_Material provided_.
═══

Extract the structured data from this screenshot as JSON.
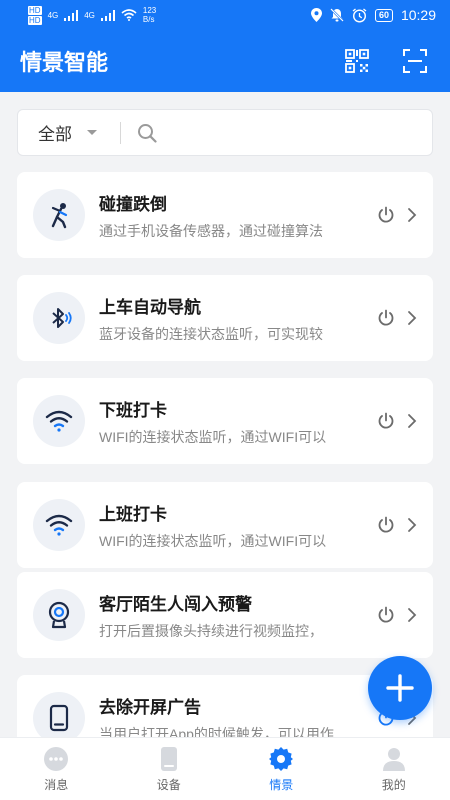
{
  "status_bar": {
    "network_top": "HD",
    "network_bottom": "HD",
    "signal_1": "4G",
    "signal_2": "4G",
    "speed_value": "123",
    "speed_unit": "B/s",
    "battery": "60",
    "time": "10:29"
  },
  "header": {
    "title": "情景智能"
  },
  "search": {
    "filter_label": "全部",
    "placeholder": ""
  },
  "scenes": [
    {
      "title": "碰撞跌倒",
      "desc": "通过手机设备传感器，通过碰撞算法",
      "icon": "fall-person-icon"
    },
    {
      "title": "上车自动导航",
      "desc": "蓝牙设备的连接状态监听，可实现较",
      "icon": "bluetooth-icon"
    },
    {
      "title": "下班打卡",
      "desc": "WIFI的连接状态监听，通过WIFI可以",
      "icon": "wifi-icon"
    },
    {
      "title": "上班打卡",
      "desc": "WIFI的连接状态监听，通过WIFI可以",
      "icon": "wifi-icon"
    },
    {
      "title": "客厅陌生人闯入预警",
      "desc": "打开后置摄像头持续进行视频监控，",
      "icon": "camera-icon"
    },
    {
      "title": "去除开屏广告",
      "desc": "当用户打开App的时候触发，可以用作",
      "icon": "tablet-icon"
    }
  ],
  "nav": [
    {
      "label": "消息",
      "icon": "message-icon"
    },
    {
      "label": "设备",
      "icon": "device-icon"
    },
    {
      "label": "情景",
      "icon": "gear-icon"
    },
    {
      "label": "我的",
      "icon": "user-icon"
    }
  ],
  "colors": {
    "brand": "#1677f7",
    "background": "#f2f3f5",
    "icon_gray": "#6b6b6b"
  }
}
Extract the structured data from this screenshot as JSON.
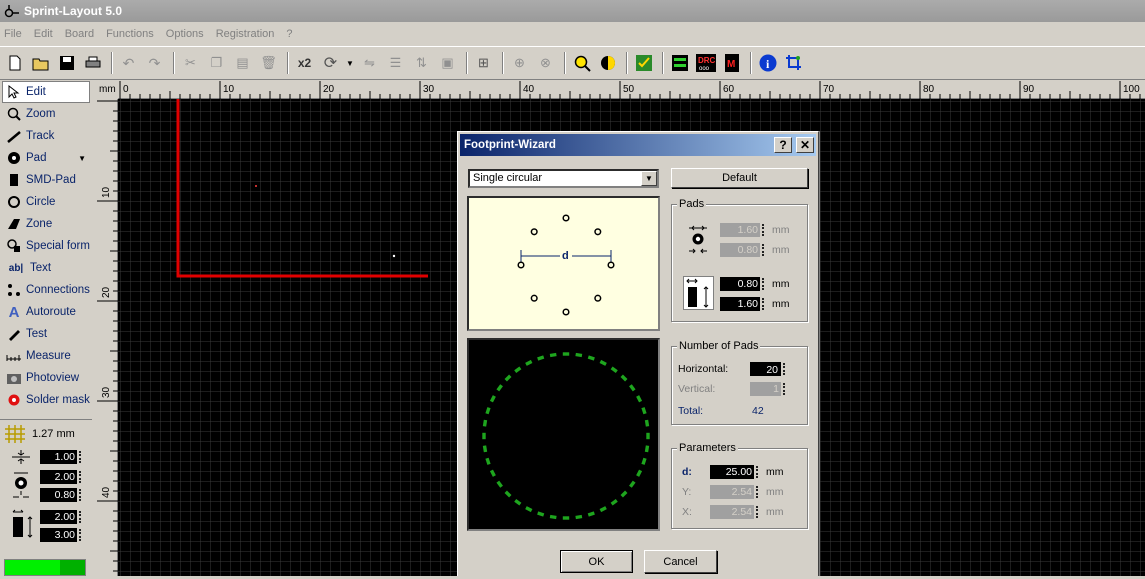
{
  "window": {
    "title": "Sprint-Layout 5.0"
  },
  "menu": [
    "File",
    "Edit",
    "Board",
    "Functions",
    "Options",
    "Registration",
    "?"
  ],
  "toolbar": {
    "multiply_label": "x2"
  },
  "sidebar": {
    "tools": [
      {
        "label": "Edit",
        "icon": "cursor-icon"
      },
      {
        "label": "Zoom",
        "icon": "magnifier-icon"
      },
      {
        "label": "Track",
        "icon": "track-icon"
      },
      {
        "label": "Pad",
        "icon": "pad-icon"
      },
      {
        "label": "SMD-Pad",
        "icon": "smd-pad-icon"
      },
      {
        "label": "Circle",
        "icon": "circle-icon"
      },
      {
        "label": "Zone",
        "icon": "zone-icon"
      },
      {
        "label": "Special form",
        "icon": "special-form-icon"
      },
      {
        "label": "Text",
        "icon": "text-icon"
      },
      {
        "label": "Connections",
        "icon": "connections-icon"
      },
      {
        "label": "Autoroute",
        "icon": "autoroute-icon"
      },
      {
        "label": "Test",
        "icon": "test-icon"
      },
      {
        "label": "Measure",
        "icon": "measure-icon"
      },
      {
        "label": "Photoview",
        "icon": "camera-icon"
      },
      {
        "label": "Solder mask",
        "icon": "solder-mask-icon"
      }
    ],
    "grid": "1.27 mm",
    "track_width": "1.00",
    "pad_outer": "2.00",
    "pad_inner": "0.80",
    "smd_width": "2.00",
    "smd_height": "3.00"
  },
  "ruler": {
    "unit": "mm",
    "top_labels": [
      "0",
      "10",
      "20",
      "30",
      "40",
      "50",
      "60",
      "70",
      "80",
      "90",
      "100"
    ],
    "left_labels": [
      "10",
      "20",
      "30",
      "40"
    ]
  },
  "dialog": {
    "title": "Footprint-Wizard",
    "help": "?",
    "close": "✕",
    "type_selected": "Single circular",
    "default_label": "Default",
    "diagram_label": "d",
    "pads": {
      "group_label": "Pads",
      "outer": "1.60",
      "inner": "0.80",
      "smd_w": "0.80",
      "smd_h": "1.60",
      "unit": "mm"
    },
    "number_of_pads": {
      "group_label": "Number of Pads",
      "horizontal_label": "Horizontal:",
      "horizontal": "20",
      "vertical_label": "Vertical:",
      "vertical": "1",
      "total_label": "Total:",
      "total": "42"
    },
    "parameters": {
      "group_label": "Parameters",
      "d_label": "d:",
      "d": "25.00",
      "y_label": "Y:",
      "y": "2.54",
      "x_label": "X:",
      "x": "2.54",
      "unit": "mm"
    },
    "ok_label": "OK",
    "cancel_label": "Cancel"
  },
  "colors": {
    "accent": "#0a246a",
    "track": "#e00000",
    "preview_pads": "#1ea51e",
    "grid": "#3a3a3a"
  }
}
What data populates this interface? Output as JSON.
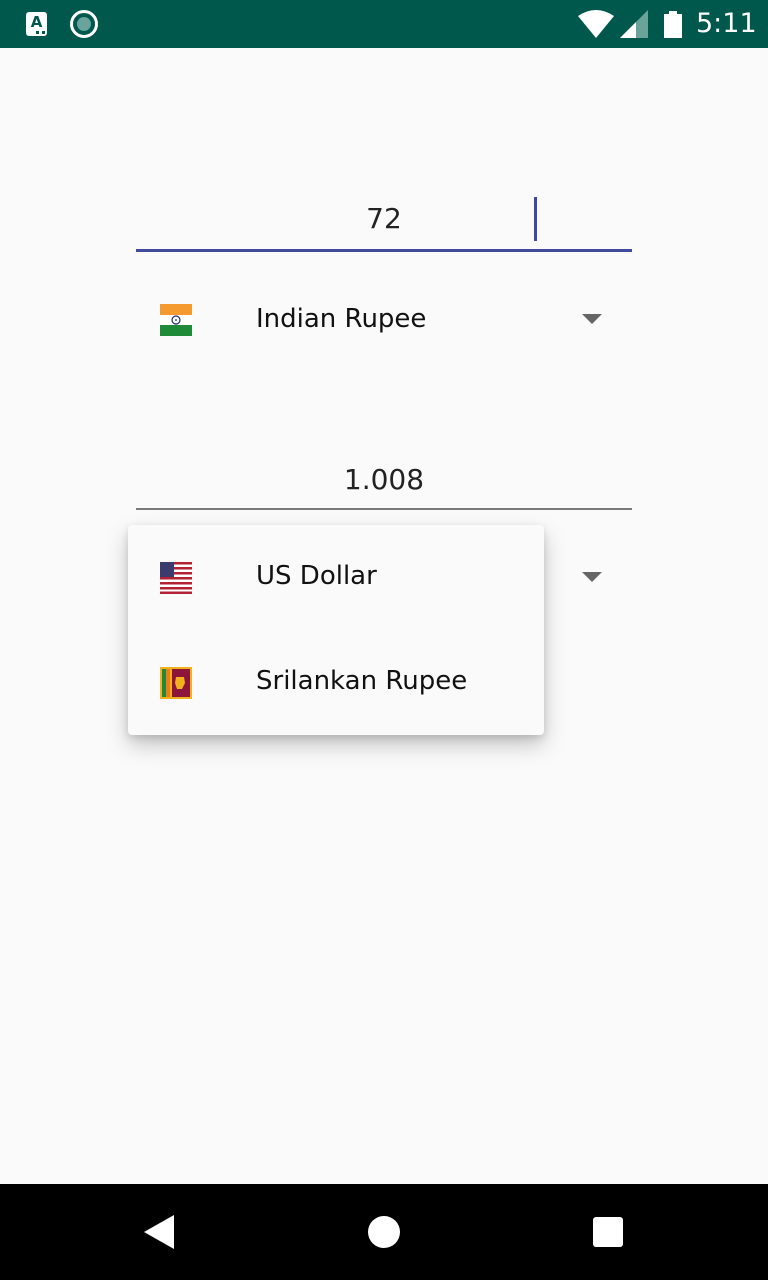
{
  "status_bar": {
    "time": "5:11",
    "icons": [
      "app-a-icon",
      "circle-status-icon",
      "wifi-icon",
      "signal-icon",
      "battery-icon"
    ]
  },
  "converter": {
    "amount_value": "72",
    "from_currency": {
      "label": "Indian Rupee",
      "flag": "india-flag-icon"
    },
    "result_value": "1.008",
    "to_currency_dropdown": {
      "options": [
        {
          "label": "US Dollar",
          "flag": "us-flag-icon"
        },
        {
          "label": "Srilankan Rupee",
          "flag": "sri-lanka-flag-icon"
        }
      ]
    }
  },
  "colors": {
    "status_bar": "#00574b",
    "accent": "#3f4a9e",
    "background": "#fafafa"
  },
  "nav_bar": {
    "icons": [
      "back-icon",
      "home-icon",
      "recents-icon"
    ]
  }
}
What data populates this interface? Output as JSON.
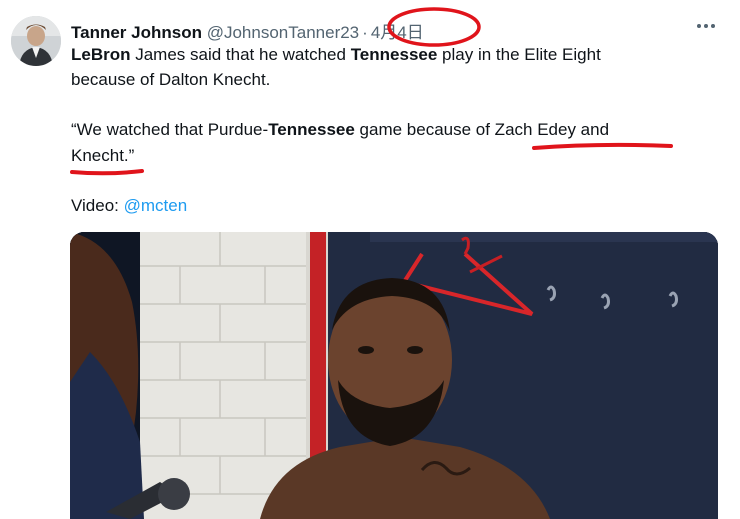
{
  "tweet": {
    "display_name": "Tanner Johnson",
    "handle": "@JohnsonTanner23",
    "separator": "·",
    "date": "4月4日",
    "line1": {
      "b1": "LeBron",
      "t1": " James said that he watched ",
      "b2": "Tennessee",
      "t2": " play in the Elite Eight"
    },
    "line2": "because of Dalton Knecht.",
    "quote1": {
      "t1": "“We watched that Purdue-",
      "b1": "Tennessee",
      "t2": " game because of Zach Edey and"
    },
    "quote2": "Knecht.”",
    "video": {
      "label": "Video: ",
      "link": "@mcten"
    }
  },
  "icons": {
    "avatar": "profile-photo",
    "more": "more-options-icon",
    "media": "video-thumbnail"
  },
  "colors": {
    "link": "#1d9bf0",
    "annotation": "#e0141b",
    "secondary": "#536471"
  }
}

═══

_What to produce_. Scan the listing above. Collect all lines with the word "Rupee".

_The output_.
      "label": "Indian Rupee",
          "label": "Srilankan Rupee",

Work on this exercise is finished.